Nachdem der Regen aufgehört hatte, fand man sich schnell bei den Händler ein. Von Martin Birkmaier (Intercon Spacetec) erstand ich eine Baader Clickstop Reduzierhülse und war schon ein wenig erstaunt, wie in letzter Zeit die Preise für Astroequipment angezogen haben, trotz „Messepreis“. Dort erfuhr ich auch, dass es Meinungsverschiedenheiten mit der Familie Schreiber auf der Astrofarm Tivoli gab, dass Hr. Birkmeier zum Anlass nahm, sein gesamtes Equipment dort zu entfernen. Jetzt findet man es auf der Nachbarfarm Kiripotib, zusammen mit „unserem“ 12,5 Zöller, mit dem wir Ende Mai 2014 wunderschöne Stunden unter dem namibischen Sternenhimmel verbracht hatten. Ingo, als letztes Mitglieder unserer Südkurve, traf endlich ein und hatte auch seine beiden Töchter mit im Gepäck. Sogleich machte man sich an die schnelle Errichtung des Zeltes, weil es wieder angefangen hat, zu regnen. Kurz nach Sonnenuntergang traf man sich schließlich im H‑Alpha Biergarten wieder. Ich unterhielt mich lange mit Jörg aus Celle über aktuelle Politik, Astronomie und andere Themen. Anschließend fühlten wir uns am Standort der Südkurve sehr gut unterhalten, als er mit uns Anekdoten aus seinem letzten Aufenthalt in Griechenland teilte. Er verbrachte seinen Urlaub auf Rhodos, zum Zeitpunkt der totalen Mondfinsternis, die er aufgrund diverser und zum Teil witziger Umstände nicht beobachten konnte. Um die Stimmung aufzulockern, wurde jedem ein Glas Whiskey gereicht. Inzwischen hatten sich die Wolken am Himmel etwas verzogen, so dass wir doch noch ein wenig beobachten konnten. Ich half in dieser Nacht Ingos Tochter Alicia bei ihren ersten Nachtaufnahmen und testete Christians 50 mm Objektiv, das sich im Nachhinein als ziemliche Gurke erwies. Gegen 2 Uhr morgens lagen dann alle Mitglieder der Südkurve in ihren Schlafsäcken.
□ □ □ □ □
• GESTELLTE AUFGABE 1
Was wurde laut dem Auszug bei Martin Birkmaier gekauft?
• GESTELLTE AUFGABE 2
Erläutern Sie anhand des Auszugs, warum Martin Birkmaier sein gesamtes Equipment von der Astrofarm Tivoli entfernte und wo es sich jetzt befindet.
Für die Bearbeitung spielen die Datensätze keine Rolle.
□ □ □ □ □
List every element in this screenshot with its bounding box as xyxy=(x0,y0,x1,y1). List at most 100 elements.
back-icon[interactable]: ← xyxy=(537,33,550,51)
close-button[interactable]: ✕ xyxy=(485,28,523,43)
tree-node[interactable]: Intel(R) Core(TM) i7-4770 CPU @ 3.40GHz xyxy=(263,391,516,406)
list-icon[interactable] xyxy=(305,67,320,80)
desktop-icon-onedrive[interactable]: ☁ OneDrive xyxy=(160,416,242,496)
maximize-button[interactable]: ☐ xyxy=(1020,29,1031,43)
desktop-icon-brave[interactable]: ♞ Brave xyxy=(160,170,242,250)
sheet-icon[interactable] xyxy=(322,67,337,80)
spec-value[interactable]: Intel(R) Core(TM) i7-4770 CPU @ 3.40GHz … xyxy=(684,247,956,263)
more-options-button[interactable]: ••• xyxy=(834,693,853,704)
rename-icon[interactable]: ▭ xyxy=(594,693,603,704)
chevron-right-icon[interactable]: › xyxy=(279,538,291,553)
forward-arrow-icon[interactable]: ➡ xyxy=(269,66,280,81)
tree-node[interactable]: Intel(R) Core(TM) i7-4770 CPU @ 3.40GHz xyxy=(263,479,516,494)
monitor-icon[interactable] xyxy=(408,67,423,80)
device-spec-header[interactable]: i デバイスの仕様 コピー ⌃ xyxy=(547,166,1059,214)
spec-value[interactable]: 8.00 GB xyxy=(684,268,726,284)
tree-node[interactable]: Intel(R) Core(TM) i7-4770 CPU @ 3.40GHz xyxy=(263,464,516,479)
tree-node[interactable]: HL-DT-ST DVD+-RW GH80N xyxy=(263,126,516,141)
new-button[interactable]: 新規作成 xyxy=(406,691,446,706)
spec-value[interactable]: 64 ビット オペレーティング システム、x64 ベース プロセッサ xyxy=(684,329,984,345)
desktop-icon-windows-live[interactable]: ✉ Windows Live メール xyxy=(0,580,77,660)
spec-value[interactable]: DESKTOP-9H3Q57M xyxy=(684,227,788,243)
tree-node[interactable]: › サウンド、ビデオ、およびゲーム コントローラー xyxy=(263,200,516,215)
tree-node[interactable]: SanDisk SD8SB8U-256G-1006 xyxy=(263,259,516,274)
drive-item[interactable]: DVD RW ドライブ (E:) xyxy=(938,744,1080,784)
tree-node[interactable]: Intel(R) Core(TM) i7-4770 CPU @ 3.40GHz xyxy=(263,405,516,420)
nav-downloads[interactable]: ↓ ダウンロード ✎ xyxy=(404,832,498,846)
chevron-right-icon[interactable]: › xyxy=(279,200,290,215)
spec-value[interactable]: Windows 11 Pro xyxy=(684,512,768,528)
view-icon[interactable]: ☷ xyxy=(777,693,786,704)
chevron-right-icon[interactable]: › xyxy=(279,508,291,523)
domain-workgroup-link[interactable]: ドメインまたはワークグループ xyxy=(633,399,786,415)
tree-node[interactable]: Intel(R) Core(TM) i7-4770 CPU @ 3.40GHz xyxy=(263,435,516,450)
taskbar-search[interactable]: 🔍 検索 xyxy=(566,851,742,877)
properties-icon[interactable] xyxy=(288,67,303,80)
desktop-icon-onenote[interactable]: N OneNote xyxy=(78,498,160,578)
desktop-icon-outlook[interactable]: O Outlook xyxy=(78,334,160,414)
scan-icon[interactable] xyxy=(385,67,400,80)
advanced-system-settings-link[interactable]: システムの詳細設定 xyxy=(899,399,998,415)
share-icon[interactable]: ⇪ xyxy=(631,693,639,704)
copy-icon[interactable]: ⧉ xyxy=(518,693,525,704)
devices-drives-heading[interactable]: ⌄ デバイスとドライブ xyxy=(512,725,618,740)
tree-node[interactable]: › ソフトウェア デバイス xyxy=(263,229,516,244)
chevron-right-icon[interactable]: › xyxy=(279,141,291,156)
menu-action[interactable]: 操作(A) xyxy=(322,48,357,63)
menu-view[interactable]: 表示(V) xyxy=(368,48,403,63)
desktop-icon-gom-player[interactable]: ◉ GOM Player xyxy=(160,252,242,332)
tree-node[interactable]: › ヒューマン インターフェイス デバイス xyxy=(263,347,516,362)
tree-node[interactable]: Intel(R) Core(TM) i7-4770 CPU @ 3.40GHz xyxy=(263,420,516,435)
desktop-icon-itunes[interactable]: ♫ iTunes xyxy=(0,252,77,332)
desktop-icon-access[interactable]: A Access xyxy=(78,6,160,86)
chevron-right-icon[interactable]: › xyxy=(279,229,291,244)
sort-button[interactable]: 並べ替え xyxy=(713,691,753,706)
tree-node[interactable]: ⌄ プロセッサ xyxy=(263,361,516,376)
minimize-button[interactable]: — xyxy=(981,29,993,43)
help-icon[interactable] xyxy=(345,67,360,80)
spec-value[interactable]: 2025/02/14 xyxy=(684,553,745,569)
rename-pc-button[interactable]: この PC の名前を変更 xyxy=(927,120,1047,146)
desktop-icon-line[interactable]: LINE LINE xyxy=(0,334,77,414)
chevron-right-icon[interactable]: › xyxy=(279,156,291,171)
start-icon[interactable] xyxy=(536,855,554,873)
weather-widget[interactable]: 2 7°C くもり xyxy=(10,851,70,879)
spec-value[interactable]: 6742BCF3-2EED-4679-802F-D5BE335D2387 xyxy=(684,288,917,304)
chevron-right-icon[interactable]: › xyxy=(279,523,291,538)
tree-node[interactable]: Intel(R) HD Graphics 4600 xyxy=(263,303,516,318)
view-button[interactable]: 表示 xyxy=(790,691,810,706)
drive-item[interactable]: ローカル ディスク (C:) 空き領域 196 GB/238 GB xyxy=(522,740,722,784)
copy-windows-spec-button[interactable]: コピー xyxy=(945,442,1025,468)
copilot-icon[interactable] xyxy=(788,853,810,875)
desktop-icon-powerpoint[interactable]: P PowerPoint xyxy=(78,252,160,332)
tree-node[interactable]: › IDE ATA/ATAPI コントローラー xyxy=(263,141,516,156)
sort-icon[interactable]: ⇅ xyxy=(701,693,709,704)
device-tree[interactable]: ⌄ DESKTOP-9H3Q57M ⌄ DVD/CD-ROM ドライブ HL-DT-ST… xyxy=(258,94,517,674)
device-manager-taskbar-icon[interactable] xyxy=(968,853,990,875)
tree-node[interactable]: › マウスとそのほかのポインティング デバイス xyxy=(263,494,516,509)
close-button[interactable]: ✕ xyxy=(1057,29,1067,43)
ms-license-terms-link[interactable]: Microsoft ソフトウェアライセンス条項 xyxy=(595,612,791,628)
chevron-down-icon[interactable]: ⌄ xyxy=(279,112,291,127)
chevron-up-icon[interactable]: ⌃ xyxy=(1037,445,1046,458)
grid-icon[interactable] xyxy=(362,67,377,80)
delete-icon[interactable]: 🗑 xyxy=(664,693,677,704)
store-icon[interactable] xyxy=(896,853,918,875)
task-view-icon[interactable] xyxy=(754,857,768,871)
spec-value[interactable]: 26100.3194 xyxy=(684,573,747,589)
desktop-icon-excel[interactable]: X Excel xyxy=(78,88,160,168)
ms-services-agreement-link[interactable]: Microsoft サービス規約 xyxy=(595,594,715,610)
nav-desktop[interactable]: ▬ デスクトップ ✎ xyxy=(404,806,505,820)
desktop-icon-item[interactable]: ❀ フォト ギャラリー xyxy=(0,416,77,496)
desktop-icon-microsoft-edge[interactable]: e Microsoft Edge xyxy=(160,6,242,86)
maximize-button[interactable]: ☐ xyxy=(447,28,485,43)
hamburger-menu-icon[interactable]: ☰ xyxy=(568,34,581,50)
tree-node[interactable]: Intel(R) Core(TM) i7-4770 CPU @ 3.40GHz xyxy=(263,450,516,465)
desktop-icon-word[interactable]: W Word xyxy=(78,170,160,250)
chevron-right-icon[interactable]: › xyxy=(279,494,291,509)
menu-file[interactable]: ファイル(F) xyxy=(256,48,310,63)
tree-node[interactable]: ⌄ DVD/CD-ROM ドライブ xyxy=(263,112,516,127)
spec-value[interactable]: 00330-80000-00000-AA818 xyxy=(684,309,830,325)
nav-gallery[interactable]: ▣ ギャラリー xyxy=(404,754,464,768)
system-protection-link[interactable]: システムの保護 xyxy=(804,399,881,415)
□ □ □ □ □
• ERWARTETE AUSGABE 1
Eine Baader Clickstop Reduzierhülse.

• ERWARTETE AUSGABE 2
Er nahm Meinungsverschiedenheiten mit der Familie Schreiber auf der Astrofarm Tivoli zum Anlass, sein gesamtes Equipment dort zu entfernen. Jetzt befindet es sich auf der Nachbarfarm Kiripotib.